■ SET PROBLEM: Please echo the rows word for word, starting from the first and ending with the line that contains "paragraph [458,224,769,304]", with that line included.

■ EXTRACTED MATERIAL:

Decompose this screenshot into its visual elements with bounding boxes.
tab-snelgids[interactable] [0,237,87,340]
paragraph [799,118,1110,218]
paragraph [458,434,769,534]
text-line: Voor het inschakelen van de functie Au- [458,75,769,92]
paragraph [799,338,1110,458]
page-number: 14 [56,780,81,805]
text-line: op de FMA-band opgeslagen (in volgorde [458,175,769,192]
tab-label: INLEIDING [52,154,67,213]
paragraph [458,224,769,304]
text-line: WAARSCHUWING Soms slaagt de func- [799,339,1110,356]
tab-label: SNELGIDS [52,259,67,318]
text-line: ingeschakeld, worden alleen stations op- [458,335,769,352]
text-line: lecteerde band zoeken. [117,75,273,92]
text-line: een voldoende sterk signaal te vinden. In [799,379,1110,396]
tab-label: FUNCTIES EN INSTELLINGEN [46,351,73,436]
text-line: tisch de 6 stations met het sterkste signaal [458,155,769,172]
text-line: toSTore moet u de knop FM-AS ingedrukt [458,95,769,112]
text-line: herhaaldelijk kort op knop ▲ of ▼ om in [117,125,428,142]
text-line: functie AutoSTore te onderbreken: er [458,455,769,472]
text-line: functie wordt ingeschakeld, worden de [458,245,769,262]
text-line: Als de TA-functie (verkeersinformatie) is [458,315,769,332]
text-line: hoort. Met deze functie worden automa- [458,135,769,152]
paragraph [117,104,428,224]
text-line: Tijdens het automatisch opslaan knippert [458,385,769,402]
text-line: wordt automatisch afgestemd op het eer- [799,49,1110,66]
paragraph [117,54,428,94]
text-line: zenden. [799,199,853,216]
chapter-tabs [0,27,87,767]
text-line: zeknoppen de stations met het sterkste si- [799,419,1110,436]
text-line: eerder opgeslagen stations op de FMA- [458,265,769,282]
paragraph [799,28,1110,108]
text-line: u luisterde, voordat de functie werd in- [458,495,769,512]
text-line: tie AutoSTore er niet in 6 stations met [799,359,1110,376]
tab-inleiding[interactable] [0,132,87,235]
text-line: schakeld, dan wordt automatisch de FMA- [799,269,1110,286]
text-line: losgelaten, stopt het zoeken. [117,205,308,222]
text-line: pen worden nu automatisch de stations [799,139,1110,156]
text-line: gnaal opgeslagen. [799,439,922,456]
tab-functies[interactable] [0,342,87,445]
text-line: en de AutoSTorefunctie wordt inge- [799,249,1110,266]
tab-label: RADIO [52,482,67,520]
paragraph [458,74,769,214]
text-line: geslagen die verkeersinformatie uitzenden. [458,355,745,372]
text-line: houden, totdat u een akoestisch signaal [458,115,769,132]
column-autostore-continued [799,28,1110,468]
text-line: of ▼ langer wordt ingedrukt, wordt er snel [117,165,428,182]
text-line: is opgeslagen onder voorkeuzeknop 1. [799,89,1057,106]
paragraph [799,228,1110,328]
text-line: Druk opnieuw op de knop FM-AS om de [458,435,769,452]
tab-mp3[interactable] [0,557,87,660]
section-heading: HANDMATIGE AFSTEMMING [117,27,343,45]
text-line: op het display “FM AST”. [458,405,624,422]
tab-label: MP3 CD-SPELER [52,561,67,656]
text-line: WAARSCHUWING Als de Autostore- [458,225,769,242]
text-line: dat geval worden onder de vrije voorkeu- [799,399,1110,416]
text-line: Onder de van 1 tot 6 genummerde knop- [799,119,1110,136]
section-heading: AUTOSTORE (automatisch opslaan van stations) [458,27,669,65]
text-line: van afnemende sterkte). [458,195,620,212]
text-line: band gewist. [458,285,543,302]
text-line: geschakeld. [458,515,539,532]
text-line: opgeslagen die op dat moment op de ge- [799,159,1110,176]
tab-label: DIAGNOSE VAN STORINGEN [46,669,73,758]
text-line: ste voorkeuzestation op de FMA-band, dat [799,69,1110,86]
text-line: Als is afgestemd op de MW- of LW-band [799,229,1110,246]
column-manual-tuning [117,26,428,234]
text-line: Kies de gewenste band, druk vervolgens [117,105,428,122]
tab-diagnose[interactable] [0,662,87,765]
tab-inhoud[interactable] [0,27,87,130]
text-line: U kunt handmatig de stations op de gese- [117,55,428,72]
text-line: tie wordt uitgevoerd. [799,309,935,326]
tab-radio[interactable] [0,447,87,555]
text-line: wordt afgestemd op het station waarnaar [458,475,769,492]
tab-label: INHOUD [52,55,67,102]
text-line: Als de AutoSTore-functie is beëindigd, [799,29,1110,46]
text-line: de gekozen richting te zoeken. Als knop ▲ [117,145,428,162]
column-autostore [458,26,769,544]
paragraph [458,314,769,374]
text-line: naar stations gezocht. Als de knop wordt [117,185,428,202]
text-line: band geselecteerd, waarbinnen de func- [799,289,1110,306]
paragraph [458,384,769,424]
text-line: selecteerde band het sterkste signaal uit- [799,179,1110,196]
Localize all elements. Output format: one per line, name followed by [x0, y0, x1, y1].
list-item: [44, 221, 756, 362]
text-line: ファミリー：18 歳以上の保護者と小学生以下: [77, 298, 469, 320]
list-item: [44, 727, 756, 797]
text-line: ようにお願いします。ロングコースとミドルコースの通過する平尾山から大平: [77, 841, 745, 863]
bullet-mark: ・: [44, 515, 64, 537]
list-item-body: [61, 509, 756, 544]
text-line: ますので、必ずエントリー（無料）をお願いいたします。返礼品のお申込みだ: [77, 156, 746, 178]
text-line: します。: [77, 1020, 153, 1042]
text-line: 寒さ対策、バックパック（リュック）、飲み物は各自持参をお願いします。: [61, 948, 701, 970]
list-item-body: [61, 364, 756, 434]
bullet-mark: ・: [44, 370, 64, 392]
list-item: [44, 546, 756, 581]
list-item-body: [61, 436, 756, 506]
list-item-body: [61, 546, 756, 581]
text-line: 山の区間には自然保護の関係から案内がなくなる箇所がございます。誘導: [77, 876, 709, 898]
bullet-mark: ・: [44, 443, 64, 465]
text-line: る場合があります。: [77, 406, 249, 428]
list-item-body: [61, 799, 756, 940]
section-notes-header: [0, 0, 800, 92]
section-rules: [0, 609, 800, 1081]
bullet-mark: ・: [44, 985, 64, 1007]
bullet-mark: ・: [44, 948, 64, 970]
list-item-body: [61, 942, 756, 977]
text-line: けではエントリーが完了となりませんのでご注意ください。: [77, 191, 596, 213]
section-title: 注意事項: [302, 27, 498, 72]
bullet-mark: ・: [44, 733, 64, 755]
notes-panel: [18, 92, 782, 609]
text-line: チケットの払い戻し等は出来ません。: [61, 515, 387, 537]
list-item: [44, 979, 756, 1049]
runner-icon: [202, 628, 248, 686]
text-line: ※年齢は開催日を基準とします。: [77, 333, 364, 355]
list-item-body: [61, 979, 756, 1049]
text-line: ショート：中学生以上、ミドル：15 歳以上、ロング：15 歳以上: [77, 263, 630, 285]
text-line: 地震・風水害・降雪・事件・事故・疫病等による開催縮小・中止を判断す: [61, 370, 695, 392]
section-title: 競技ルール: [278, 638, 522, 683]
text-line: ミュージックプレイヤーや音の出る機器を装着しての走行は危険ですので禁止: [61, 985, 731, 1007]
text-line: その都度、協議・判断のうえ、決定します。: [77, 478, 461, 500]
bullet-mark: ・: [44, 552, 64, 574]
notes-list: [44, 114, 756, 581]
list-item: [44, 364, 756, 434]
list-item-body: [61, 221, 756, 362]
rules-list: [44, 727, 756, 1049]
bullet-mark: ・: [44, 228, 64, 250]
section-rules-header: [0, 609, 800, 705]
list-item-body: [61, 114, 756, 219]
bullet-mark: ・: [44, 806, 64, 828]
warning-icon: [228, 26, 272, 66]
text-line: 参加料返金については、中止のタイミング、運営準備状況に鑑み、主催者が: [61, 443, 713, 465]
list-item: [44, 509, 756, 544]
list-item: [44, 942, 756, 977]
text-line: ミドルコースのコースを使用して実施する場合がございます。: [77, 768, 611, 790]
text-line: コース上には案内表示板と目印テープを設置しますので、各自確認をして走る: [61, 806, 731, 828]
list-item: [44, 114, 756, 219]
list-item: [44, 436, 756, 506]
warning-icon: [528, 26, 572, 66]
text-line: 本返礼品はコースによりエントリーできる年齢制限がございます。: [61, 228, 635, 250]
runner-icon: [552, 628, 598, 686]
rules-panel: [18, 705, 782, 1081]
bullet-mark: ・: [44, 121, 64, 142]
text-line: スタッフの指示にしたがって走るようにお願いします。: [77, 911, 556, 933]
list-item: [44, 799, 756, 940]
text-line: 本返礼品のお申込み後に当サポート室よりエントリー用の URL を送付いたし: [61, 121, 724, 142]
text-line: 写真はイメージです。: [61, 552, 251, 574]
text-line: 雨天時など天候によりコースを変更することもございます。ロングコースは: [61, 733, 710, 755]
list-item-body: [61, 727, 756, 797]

■ SOLUTION:
Decompose this screenshot into its visual elements with bounding boxes.
tab-snelgids[interactable] [0,237,87,340]
paragraph [799,118,1110,218]
paragraph [458,434,769,534]
text-line: Voor het inschakelen van de functie Au- [458,75,769,92]
paragraph [799,338,1110,458]
page-number: 14 [56,780,81,805]
text-line: op de FMA-band opgeslagen (in volgorde [458,175,769,192]
tab-label: INLEIDING [52,154,67,213]
paragraph [458,224,769,304]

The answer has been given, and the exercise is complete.